ВЫБРАННЫЙ ОТРЫВОК.
+ + +

К тому времени, впрочем, Лукач становится марксистом. Он разочаровывается в этой книге и на какое-то время даже меняет амплуа кабинетного мыслителя на стезю профессионального революционера, вполне достойную пера мастеров авантюрного романа.

Д.Лукач — фронтовой-политкомиссар, отдавший приказ о расстреле дезертиров.1919 г.

После падения Габсбургов осенью 1918 г. Лукач примыкает к компартии, руководит культурной политикой венгерской коммунистической диктатуры 1919 г., установившейся на 133 дня в центре Европы как продолжение (неудавшееся) российского большевистского эксперимента и первое (по сути единственное) детище начавшейся мировой революции, вскоре остановленной. После падения диктатуры три месяца скрывается от полиции, бежит в Вену, тогда как дома заочно приговаривается правым режимом Хорти к смертной казни. В Вене участвует в работе коминтерновских структур, в конце 1920-х годов на три месяца нелегально возвращается в Будапешт, где направляет работу подпольной компартии в соответствии с установками московского центра. Работы, в которых содержится этическое обоснование его политического выбора, получили не меньшую известность в кругах философов, чем незаконченная гейдельбергская «Эстетика», академический труд, писавшийся Лукачем по требованию учителя, знаменитого Макса Вебера в одном из лучших немецких университетов – не дописав, Лукач положил его на хранение в сейф гейдельбергского банка (по символическому совпадению это произошло 7 ноября 1917 г., ознаменовав собой начало новой жизни философа в совершенно новую эпоху). Из этого сейфа, уже после смерти Лукача работу извлекли в 1970-е годы, опубликовав, его ученики во главе с Агнеш Хеллер.

+ + +

ЗАДАНИЯ УПРАЖНЕНИЯ.
[a] Какого числа, согласно отрывку о Лукаче, он положил незаконченную гейдельбергскую «Эстетику» в сейф банка?
[b] Напишите продолжение отрывка о Лукаче, начав сразу после его последнего предложения.
Записи никак не связаны с отрывком о Лукаче.

ПЕРЕЧЕНЬ ДАННЫХ.
+ + +

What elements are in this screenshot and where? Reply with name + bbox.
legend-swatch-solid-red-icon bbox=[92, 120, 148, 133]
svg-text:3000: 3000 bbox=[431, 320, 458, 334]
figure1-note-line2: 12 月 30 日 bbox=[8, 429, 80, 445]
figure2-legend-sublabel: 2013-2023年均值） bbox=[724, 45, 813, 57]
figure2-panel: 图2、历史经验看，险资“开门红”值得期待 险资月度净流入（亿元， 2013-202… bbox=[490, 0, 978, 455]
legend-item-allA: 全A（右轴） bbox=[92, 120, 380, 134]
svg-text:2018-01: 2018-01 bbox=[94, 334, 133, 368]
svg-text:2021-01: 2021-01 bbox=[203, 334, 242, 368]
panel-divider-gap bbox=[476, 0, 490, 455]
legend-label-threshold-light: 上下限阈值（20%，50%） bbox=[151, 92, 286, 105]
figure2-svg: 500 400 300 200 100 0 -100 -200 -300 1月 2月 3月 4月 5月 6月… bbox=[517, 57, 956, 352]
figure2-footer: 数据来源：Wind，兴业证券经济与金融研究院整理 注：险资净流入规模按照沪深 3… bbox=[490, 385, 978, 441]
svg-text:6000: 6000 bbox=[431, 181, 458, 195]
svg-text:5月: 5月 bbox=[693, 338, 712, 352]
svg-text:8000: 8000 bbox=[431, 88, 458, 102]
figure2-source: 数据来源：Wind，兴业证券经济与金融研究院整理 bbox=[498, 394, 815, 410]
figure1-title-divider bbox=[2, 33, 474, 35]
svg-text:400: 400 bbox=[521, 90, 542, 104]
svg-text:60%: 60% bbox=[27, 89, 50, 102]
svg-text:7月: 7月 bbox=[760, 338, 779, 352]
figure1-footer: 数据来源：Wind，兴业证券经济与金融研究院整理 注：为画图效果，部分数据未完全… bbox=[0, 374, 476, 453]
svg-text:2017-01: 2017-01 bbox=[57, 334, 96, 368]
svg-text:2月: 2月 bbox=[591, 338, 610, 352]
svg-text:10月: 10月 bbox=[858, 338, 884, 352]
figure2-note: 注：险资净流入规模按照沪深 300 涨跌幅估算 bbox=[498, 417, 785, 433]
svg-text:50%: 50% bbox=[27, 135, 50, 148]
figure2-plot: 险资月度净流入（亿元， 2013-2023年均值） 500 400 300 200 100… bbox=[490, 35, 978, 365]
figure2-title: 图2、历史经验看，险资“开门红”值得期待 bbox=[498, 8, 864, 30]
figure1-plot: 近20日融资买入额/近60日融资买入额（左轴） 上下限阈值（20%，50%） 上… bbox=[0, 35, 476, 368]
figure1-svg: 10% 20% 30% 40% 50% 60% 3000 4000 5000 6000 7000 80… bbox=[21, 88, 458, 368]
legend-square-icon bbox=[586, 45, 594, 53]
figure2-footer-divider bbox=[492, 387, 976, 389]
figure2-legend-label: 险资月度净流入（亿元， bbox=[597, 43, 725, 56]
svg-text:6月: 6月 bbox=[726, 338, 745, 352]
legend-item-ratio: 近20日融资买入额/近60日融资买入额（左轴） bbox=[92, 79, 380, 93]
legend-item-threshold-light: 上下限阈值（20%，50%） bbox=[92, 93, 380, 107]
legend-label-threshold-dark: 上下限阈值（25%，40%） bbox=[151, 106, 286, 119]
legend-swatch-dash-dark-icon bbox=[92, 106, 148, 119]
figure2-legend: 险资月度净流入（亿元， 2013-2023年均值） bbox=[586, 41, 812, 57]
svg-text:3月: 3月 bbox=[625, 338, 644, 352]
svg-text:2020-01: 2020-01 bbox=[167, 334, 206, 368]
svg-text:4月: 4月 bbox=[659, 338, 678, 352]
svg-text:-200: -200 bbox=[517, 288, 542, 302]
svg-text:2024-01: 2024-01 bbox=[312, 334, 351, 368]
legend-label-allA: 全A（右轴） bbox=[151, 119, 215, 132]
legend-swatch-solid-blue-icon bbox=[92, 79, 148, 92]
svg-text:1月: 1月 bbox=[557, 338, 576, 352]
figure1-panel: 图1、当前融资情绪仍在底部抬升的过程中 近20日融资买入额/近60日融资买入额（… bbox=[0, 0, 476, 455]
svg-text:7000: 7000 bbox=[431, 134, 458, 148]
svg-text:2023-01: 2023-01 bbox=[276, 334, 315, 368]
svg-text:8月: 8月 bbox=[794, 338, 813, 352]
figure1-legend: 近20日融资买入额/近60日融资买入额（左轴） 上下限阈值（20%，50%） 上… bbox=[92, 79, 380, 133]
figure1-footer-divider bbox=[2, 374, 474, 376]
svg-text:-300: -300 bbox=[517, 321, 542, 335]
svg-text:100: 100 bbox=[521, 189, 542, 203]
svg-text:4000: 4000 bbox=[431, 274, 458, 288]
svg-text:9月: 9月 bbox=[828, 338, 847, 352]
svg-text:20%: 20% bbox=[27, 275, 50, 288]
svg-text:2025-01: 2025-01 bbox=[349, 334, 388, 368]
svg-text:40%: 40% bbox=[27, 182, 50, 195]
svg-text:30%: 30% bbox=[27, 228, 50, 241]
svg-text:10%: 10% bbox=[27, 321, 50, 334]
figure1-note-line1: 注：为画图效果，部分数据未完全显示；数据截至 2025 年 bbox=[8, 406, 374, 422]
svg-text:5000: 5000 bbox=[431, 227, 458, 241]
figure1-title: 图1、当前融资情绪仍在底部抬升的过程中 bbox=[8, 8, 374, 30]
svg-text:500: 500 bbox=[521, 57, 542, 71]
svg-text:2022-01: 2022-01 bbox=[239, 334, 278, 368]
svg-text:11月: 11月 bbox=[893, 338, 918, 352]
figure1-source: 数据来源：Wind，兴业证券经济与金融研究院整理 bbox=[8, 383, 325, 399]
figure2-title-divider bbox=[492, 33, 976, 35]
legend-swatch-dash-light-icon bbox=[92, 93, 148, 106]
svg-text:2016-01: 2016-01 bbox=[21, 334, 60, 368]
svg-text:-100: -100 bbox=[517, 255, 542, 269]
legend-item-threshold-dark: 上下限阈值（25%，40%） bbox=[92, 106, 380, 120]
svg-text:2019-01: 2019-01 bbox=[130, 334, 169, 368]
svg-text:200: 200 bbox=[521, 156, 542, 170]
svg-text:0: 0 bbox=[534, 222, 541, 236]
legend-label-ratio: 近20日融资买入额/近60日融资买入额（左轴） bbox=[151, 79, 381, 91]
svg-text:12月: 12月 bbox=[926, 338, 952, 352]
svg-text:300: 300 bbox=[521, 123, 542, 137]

+ + +

РЕЗУЛЬТАТЫ УПРАЖНЕНИЯ.
[a] 7 ноября 1917 г.

[b]
Особенно знаменита среди лукачевских работ «История и классовое сознание» 1923 г., резко раскритикованная идеологами Коминтерна, но сильно повлиявшая на западный неомарксизм, Франкфуртскую школу Т.Адорно, Г. Маркузе и Э. Фромма, а в конце 1960-х годов ставшая своего рода Библией для наиболее интеллектуально продвинутых представителей движения «новых левых». Сам Лукач, не возражая против переиздания этой работы на Западе, в специально написанном для немецкого издания 1968 г. предисловии дистанцировался от своих ранних идей.

В начале 1930-х годов Лукач, к тому времени едва не исключенный из венгерской компартии «правый уклонист» – влиятельнейший литературный критик веймарской Германии, одна из центральных фигур духовной жизни страны на ее левом фланге. Начатая еще в Берлине, но законченная в Москве и опубликованная в 1948 г. на Западе работа «Молодой Гегель и проблемы капиталистического общества» стала настольной книгой для всех, кто занимается творчеством классика немецкой философии.

Молодой Лукач в дружеском кругу. Справа Бела Балаж, один из основоположников мировой киноэстетики.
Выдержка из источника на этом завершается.